(DIRECTIONS): Locate every line below that contains the word "кабелем" and copy it.

(EXTRACTED MATERIAL):
'''
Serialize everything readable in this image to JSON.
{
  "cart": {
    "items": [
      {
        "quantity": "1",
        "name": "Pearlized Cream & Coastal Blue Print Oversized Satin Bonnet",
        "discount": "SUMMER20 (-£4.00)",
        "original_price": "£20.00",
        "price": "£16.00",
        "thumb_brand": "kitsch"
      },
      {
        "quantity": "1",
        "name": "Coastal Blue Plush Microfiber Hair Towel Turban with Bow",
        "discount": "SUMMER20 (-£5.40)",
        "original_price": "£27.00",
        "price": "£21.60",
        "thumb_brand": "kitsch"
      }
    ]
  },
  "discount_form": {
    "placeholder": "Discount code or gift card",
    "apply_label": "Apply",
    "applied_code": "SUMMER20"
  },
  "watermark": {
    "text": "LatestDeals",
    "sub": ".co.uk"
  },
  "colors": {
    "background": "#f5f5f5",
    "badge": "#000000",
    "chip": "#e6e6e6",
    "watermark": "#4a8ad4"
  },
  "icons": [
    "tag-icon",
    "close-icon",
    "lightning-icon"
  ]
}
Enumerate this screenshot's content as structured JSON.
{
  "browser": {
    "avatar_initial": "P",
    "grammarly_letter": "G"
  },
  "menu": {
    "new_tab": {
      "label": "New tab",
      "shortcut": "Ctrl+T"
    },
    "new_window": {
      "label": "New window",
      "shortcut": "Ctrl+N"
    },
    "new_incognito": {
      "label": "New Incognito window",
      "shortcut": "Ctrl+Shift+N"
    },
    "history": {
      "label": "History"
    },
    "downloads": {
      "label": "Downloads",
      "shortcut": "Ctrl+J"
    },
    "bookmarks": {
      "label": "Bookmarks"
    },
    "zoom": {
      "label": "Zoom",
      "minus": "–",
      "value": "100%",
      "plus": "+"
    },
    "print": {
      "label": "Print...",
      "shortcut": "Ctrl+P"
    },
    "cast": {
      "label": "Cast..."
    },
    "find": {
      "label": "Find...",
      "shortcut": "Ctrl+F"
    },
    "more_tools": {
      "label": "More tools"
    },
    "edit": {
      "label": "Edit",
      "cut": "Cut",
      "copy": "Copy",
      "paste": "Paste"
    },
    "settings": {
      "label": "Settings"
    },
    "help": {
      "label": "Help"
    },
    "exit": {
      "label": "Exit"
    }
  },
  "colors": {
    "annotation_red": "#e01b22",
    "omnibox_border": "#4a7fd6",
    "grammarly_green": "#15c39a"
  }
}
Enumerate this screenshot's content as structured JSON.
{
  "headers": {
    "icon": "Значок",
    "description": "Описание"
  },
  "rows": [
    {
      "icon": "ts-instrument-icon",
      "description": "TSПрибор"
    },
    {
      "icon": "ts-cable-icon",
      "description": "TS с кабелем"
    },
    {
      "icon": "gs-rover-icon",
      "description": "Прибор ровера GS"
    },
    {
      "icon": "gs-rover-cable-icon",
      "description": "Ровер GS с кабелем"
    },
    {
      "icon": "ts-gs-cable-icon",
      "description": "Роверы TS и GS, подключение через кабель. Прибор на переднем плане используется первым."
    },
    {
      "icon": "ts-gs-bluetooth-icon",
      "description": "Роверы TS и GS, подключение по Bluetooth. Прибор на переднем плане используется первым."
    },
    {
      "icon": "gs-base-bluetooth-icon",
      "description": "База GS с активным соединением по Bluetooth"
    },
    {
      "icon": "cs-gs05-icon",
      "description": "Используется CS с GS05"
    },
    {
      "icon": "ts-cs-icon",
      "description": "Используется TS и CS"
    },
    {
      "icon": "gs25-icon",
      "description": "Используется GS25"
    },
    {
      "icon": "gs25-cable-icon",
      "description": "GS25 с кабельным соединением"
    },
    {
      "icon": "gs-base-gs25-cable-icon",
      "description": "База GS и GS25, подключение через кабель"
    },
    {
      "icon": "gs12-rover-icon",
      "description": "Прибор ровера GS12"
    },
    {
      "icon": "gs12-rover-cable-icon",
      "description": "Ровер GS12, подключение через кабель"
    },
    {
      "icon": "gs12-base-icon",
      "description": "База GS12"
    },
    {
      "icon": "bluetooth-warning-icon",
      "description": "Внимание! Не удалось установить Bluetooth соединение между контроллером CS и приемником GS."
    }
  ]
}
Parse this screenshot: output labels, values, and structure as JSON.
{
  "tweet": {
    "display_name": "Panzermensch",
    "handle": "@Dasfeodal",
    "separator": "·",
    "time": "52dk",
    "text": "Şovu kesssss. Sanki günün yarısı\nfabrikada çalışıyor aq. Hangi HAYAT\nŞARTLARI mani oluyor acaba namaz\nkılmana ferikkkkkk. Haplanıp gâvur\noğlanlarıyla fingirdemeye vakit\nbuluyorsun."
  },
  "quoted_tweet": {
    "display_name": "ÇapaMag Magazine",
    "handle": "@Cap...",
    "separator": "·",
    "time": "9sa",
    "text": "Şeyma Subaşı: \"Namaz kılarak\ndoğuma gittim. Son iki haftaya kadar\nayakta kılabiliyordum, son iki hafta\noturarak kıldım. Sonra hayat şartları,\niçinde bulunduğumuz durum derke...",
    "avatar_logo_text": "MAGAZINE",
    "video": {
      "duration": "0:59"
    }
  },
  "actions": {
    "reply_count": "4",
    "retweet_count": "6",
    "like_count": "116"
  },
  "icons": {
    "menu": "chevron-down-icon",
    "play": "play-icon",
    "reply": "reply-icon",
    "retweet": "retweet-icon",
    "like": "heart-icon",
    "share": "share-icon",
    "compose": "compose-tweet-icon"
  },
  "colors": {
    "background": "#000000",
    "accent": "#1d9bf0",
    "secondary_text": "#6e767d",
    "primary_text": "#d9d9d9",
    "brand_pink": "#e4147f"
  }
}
'''
(SOLUTION):
      "description": "TS с кабелем"
      "description": "Ровер GS с кабелем"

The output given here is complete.